**WHAT TO WORK ON**
Here are some records. Copy each one exactly.

**LISTED RECORDS**
----

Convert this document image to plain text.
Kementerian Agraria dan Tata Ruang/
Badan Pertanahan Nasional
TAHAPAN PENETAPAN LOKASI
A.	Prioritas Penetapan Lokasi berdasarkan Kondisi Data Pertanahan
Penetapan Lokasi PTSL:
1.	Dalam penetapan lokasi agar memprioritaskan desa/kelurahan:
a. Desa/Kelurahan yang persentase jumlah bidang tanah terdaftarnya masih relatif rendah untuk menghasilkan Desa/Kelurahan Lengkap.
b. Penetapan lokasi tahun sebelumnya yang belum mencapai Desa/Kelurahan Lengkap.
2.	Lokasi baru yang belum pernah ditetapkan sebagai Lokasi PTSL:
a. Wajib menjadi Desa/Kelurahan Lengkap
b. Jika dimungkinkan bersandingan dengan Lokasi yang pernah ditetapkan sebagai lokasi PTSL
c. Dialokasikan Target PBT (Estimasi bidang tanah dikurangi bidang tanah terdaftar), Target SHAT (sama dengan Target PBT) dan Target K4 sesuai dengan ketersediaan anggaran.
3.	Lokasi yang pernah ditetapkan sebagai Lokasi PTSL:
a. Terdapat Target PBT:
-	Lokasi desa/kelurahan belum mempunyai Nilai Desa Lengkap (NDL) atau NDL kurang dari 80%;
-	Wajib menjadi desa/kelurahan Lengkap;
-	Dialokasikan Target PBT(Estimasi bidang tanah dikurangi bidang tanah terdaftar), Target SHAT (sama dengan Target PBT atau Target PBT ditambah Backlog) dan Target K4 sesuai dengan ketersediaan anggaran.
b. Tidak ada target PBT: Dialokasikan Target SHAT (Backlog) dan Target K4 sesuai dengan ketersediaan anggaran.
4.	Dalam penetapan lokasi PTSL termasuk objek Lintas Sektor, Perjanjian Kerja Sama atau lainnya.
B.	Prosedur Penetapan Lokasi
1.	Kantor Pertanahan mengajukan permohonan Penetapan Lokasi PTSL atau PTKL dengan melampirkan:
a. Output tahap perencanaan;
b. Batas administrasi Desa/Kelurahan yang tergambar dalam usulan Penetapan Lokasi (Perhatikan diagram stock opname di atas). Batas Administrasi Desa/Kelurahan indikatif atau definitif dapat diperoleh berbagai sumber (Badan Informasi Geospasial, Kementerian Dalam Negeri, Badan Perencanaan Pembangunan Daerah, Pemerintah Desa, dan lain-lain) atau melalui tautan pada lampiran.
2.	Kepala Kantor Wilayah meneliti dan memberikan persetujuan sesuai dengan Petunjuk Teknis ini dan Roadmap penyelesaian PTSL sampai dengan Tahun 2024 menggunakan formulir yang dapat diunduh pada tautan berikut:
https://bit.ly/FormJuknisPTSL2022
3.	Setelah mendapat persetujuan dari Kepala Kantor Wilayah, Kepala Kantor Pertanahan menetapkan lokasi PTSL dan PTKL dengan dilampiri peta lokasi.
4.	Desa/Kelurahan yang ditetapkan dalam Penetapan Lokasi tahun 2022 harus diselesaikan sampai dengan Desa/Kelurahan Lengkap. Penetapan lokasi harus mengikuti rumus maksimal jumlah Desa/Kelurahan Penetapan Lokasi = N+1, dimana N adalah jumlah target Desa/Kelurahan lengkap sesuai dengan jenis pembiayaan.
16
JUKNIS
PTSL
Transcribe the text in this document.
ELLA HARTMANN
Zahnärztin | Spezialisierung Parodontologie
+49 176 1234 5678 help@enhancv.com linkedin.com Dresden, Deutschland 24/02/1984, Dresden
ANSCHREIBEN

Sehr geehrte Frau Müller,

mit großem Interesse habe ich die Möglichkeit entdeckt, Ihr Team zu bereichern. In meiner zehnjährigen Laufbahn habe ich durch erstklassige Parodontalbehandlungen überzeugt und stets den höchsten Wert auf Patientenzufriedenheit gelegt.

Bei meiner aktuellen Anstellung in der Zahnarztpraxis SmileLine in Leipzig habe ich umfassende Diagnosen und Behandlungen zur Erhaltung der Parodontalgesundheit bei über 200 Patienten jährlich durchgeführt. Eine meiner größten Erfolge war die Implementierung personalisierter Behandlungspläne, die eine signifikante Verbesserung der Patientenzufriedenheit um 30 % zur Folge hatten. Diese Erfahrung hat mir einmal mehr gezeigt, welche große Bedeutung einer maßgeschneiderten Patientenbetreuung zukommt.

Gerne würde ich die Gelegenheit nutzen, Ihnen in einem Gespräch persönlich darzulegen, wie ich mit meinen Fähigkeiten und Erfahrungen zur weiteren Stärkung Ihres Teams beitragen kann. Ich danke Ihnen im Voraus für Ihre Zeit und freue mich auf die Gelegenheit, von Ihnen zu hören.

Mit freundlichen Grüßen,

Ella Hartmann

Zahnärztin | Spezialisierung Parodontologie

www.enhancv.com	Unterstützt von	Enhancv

----

**EXERCISE RESULT**
Convert this document image to plain text.
Kementerian Agraria dan Tata Ruang/
Badan Pertanahan Nasional
TAHAPAN PENETAPAN LOKASI
A.	Prioritas Penetapan Lokasi berdasarkan Kondisi Data Pertanahan
Penetapan Lokasi PTSL:
1.	Dalam penetapan lokasi agar memprioritaskan desa/kelurahan:
a. Desa/Kelurahan yang persentase jumlah bidang tanah terdaftarnya masih relatif rendah untuk menghasilkan Desa/Kelurahan Lengkap.
b. Penetapan lokasi tahun sebelumnya yang belum mencapai Desa/Kelurahan Lengkap.
2.	Lokasi baru yang belum pernah ditetapkan sebagai Lokasi PTSL:
a. Wajib menjadi Desa/Kelurahan Lengkap
b. Jika dimungkinkan bersandingan dengan Lokasi yang pernah ditetapkan sebagai lokasi PTSL
c. Dialokasikan Target PBT (Estimasi bidang tanah dikurangi bidang tanah terdaftar), Target SHAT (sama dengan Target PBT) dan Target K4 sesuai dengan ketersediaan anggaran.
3.	Lokasi yang pernah ditetapkan sebagai Lokasi PTSL:
a. Terdapat Target PBT:
-	Lokasi desa/kelurahan belum mempunyai Nilai Desa Lengkap (NDL) atau NDL kurang dari 80%;
-	Wajib menjadi desa/kelurahan Lengkap;
-	Dialokasikan Target PBT(Estimasi bidang tanah dikurangi bidang tanah terdaftar), Target SHAT (sama dengan Target PBT atau Target PBT ditambah Backlog) dan Target K4 sesuai dengan ketersediaan anggaran.
b. Tidak ada target PBT: Dialokasikan Target SHAT (Backlog) dan Target K4 sesuai dengan ketersediaan anggaran.
4.	Dalam penetapan lokasi PTSL termasuk objek Lintas Sektor, Perjanjian Kerja Sama atau lainnya.
B.	Prosedur Penetapan Lokasi
1.	Kantor Pertanahan mengajukan permohonan Penetapan Lokasi PTSL atau PTKL dengan melampirkan:
a. Output tahap perencanaan;
b. Batas administrasi Desa/Kelurahan yang tergambar dalam usulan Penetapan Lokasi (Perhatikan diagram stock opname di atas). Batas Administrasi Desa/Kelurahan indikatif atau definitif dapat diperoleh berbagai sumber (Badan Informasi Geospasial, Kementerian Dalam Negeri, Badan Perencanaan Pembangunan Daerah, Pemerintah Desa, dan lain-lain) atau melalui tautan pada lampiran.
2.	Kepala Kantor Wilayah meneliti dan memberikan persetujuan sesuai dengan Petunjuk Teknis ini dan Roadmap penyelesaian PTSL sampai dengan Tahun 2024 menggunakan formulir yang dapat diunduh pada tautan berikut:
https://bit.ly/FormJuknisPTSL2022
3.	Setelah mendapat persetujuan dari Kepala Kantor Wilayah, Kepala Kantor Pertanahan menetapkan lokasi PTSL dan PTKL dengan dilampiri peta lokasi.
4.	Desa/Kelurahan yang ditetapkan dalam Penetapan Lokasi tahun 2022 harus diselesaikan sampai dengan Desa/Kelurahan Lengkap. Penetapan lokasi harus mengikuti rumus maksimal jumlah Desa/Kelurahan Penetapan Lokasi = N+1, dimana N adalah jumlah target Desa/Kelurahan lengkap sesuai dengan jenis pembiayaan.
16
JUKNIS
PTSL
Transcribe the text in this document.
ELLA HARTMANN
Zahnärztin | Spezialisierung Parodontologie
+49 176 1234 5678 help@enhancv.com linkedin.com Dresden, Deutschland 24/02/1984, Dresden
ANSCHREIBEN

Sehr geehrte Frau Müller,

mit großem Interesse habe ich die Möglichkeit entdeckt, Ihr Team zu bereichern. In meiner zehnjährigen Laufbahn habe ich durch erstklassige Parodontalbehandlungen überzeugt und stets den höchsten Wert auf Patientenzufriedenheit gelegt.

Bei meiner aktuellen Anstellung in der Zahnarztpraxis SmileLine in Leipzig habe ich umfassende Diagnosen und Behandlungen zur Erhaltung der Parodontalgesundheit bei über 200 Patienten jährlich durchgeführt. Eine meiner größten Erfolge war die Implementierung personalisierter Behandlungspläne, die eine signifikante Verbesserung der Patientenzufriedenheit um 30 % zur Folge hatten. Diese Erfahrung hat mir einmal mehr gezeigt, welche große Bedeutung einer maßgeschneiderten Patientenbetreuung zukommt.

Gerne würde ich die Gelegenheit nutzen, Ihnen in einem Gespräch persönlich darzulegen, wie ich mit meinen Fähigkeiten und Erfahrungen zur weiteren Stärkung Ihres Teams beitragen kann. Ich danke Ihnen im Voraus für Ihre Zeit und freue mich auf die Gelegenheit, von Ihnen zu hören.

Mit freundlichen Grüßen,

Ella Hartmann

Zahnärztin | Spezialisierung Parodontologie

www.enhancv.com	Unterstützt von	Enhancv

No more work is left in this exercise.